● **Task brief**: Each entry must be reproduced precisely as it stands.

::::::

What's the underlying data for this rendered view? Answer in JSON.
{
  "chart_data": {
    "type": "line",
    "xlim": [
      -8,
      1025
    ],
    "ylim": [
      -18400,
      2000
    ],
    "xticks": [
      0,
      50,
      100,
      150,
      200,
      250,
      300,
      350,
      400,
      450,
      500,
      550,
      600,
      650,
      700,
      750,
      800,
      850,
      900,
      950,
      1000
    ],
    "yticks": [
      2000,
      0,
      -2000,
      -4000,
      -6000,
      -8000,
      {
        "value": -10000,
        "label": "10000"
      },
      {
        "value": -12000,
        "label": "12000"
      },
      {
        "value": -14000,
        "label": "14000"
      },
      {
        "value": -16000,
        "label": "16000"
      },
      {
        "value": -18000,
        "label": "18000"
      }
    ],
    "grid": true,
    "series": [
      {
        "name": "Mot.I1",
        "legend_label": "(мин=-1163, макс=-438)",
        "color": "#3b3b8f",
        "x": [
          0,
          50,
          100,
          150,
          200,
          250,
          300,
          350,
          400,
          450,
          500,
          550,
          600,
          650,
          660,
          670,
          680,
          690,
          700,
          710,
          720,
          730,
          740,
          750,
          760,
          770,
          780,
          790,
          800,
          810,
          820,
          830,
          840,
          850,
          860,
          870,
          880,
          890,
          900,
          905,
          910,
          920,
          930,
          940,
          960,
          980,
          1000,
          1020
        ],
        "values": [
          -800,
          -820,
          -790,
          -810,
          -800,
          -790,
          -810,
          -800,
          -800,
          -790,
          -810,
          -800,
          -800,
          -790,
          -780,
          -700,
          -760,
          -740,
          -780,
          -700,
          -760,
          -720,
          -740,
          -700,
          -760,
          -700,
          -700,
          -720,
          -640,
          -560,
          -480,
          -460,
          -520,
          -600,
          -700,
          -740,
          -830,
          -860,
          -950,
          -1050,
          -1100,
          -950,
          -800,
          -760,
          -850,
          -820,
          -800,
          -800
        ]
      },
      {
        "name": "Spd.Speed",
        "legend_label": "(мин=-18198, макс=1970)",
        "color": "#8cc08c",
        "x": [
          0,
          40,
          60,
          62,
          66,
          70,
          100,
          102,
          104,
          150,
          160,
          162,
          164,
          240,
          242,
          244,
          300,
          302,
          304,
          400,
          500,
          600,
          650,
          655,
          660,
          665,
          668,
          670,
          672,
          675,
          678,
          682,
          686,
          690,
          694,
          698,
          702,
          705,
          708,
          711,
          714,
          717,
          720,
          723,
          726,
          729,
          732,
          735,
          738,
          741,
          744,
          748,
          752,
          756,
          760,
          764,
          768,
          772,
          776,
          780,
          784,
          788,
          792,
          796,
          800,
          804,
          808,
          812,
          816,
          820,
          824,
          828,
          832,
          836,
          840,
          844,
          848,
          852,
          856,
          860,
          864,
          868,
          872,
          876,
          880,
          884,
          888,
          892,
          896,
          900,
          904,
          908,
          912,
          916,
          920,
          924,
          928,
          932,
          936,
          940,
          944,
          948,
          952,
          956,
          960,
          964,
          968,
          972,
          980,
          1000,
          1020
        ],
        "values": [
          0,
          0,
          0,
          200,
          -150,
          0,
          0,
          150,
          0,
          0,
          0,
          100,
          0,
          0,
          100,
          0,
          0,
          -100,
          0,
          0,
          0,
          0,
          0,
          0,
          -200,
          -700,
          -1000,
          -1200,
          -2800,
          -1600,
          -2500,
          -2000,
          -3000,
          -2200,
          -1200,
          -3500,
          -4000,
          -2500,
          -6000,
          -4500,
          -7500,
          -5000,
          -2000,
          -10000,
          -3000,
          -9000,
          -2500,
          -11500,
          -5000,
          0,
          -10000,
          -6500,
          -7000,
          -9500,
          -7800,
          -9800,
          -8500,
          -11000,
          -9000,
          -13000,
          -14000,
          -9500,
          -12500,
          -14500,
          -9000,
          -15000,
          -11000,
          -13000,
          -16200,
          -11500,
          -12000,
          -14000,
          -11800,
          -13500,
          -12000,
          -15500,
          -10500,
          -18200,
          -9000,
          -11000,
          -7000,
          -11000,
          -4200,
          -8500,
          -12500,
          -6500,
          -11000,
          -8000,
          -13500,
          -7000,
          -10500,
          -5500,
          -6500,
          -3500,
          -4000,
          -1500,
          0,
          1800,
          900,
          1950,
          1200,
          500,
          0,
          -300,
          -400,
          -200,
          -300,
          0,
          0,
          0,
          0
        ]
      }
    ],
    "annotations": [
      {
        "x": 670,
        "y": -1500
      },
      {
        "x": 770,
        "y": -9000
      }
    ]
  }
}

::::::

● **Answer to the problem**:
What's the underlying data for this rendered view? Answer in JSON.
{
  "chart_data": {
    "type": "line",
    "xlim": [
      -8,
      1025
    ],
    "ylim": [
      -18400,
      2000
    ],
    "xticks": [
      0,
      50,
      100,
      150,
      200,
      250,
      300,
      350,
      400,
      450,
      500,
      550,
      600,
      650,
      700,
      750,
      800,
      850,
      900,
      950,
      1000
    ],
    "yticks": [
      2000,
      0,
      -2000,
      -4000,
      -6000,
      -8000,
      {
        "value": -10000,
        "label": "10000"
      },
      {
        "value": -12000,
        "label": "12000"
      },
      {
        "value": -14000,
        "label": "14000"
      },
      {
        "value": -16000,
        "label": "16000"
      },
      {
        "value": -18000,
        "label": "18000"
      }
    ],
    "grid": true,
    "series": [
      {
        "name": "Mot.I1",
        "legend_label": "(мин=-1163, макс=-438)",
        "color": "#3b3b8f",
        "x": [
          0,
          50,
          100,
          150,
          200,
          250,
          300,
          350,
          400,
          450,
          500,
          550,
          600,
          650,
          660,
          670,
          680,
          690,
          700,
          710,
          720,
          730,
          740,
          750,
          760,
          770,
          780,
          790,
          800,
          810,
          820,
          830,
          840,
          850,
          860,
          870,
          880,
          890,
          900,
          905,
          910,
          920,
          930,
          940,
          960,
          980,
          1000,
          1020
        ],
        "values": [
          -800,
          -820,
          -790,
          -810,
          -800,
          -790,
          -810,
          -800,
          -800,
          -790,
          -810,
          -800,
          -800,
          -790,
          -780,
          -700,
          -760,
          -740,
          -780,
          -700,
          -760,
          -720,
          -740,
          -700,
          -760,
          -700,
          -700,
          -720,
          -640,
          -560,
          -480,
          -460,
          -520,
          -600,
          -700,
          -740,
          -830,
          -860,
          -950,
          -1050,
          -1100,
          -950,
          -800,
          -760,
          -850,
          -820,
          -800,
          -800
        ]
      },
      {
        "name": "Spd.Speed",
        "legend_label": "(мин=-18198, макс=1970)",
        "color": "#8cc08c",
        "x": [
          0,
          40,
          60,
          62,
          66,
          70,
          100,
          102,
          104,
          150,
          160,
          162,
          164,
          240,
          242,
          244,
          300,
          302,
          304,
          400,
          500,
          600,
          650,
          655,
          660,
          665,
          668,
          670,
          672,
          675,
          678,
          682,
          686,
          690,
          694,
          698,
          702,
          705,
          708,
          711,
          714,
          717,
          720,
          723,
          726,
          729,
          732,
          735,
          738,
          741,
          744,
          748,
          752,
          756,
          760,
          764,
          768,
          772,
          776,
          780,
          784,
          788,
          792,
          796,
          800,
          804,
          808,
          812,
          816,
          820,
          824,
          828,
          832,
          836,
          840,
          844,
          848,
          852,
          856,
          860,
          864,
          868,
          872,
          876,
          880,
          884,
          888,
          892,
          896,
          900,
          904,
          908,
          912,
          916,
          920,
          924,
          928,
          932,
          936,
          940,
          944,
          948,
          952,
          956,
          960,
          964,
          968,
          972,
          980,
          1000,
          1020
        ],
        "values": [
          0,
          0,
          0,
          200,
          -150,
          0,
          0,
          150,
          0,
          0,
          0,
          100,
          0,
          0,
          100,
          0,
          0,
          -100,
          0,
          0,
          0,
          0,
          0,
          0,
          -200,
          -700,
          -1000,
          -1200,
          -2800,
          -1600,
          -2500,
          -2000,
          -3000,
          -2200,
          -1200,
          -3500,
          -4000,
          -2500,
          -6000,
          -4500,
          -7500,
          -5000,
          -2000,
          -10000,
          -3000,
          -9000,
          -2500,
          -11500,
          -5000,
          0,
          -10000,
          -6500,
          -7000,
          -9500,
          -7800,
          -9800,
          -8500,
          -11000,
          -9000,
          -13000,
          -14000,
          -9500,
          -12500,
          -14500,
          -9000,
          -15000,
          -11000,
          -13000,
          -16200,
          -11500,
          -12000,
          -14000,
          -11800,
          -13500,
          -12000,
          -15500,
          -10500,
          -18200,
          -9000,
          -11000,
          -7000,
          -11000,
          -4200,
          -8500,
          -12500,
          -6500,
          -11000,
          -8000,
          -13500,
          -7000,
          -10500,
          -5500,
          -6500,
          -3500,
          -4000,
          -1500,
          0,
          1800,
          900,
          1950,
          1200,
          500,
          0,
          -300,
          -400,
          -200,
          -300,
          0,
          0,
          0,
          0
        ]
      }
    ],
    "annotations": [
      {
        "x": 670,
        "y": -1500
      },
      {
        "x": 770,
        "y": -9000
      }
    ]
  }
}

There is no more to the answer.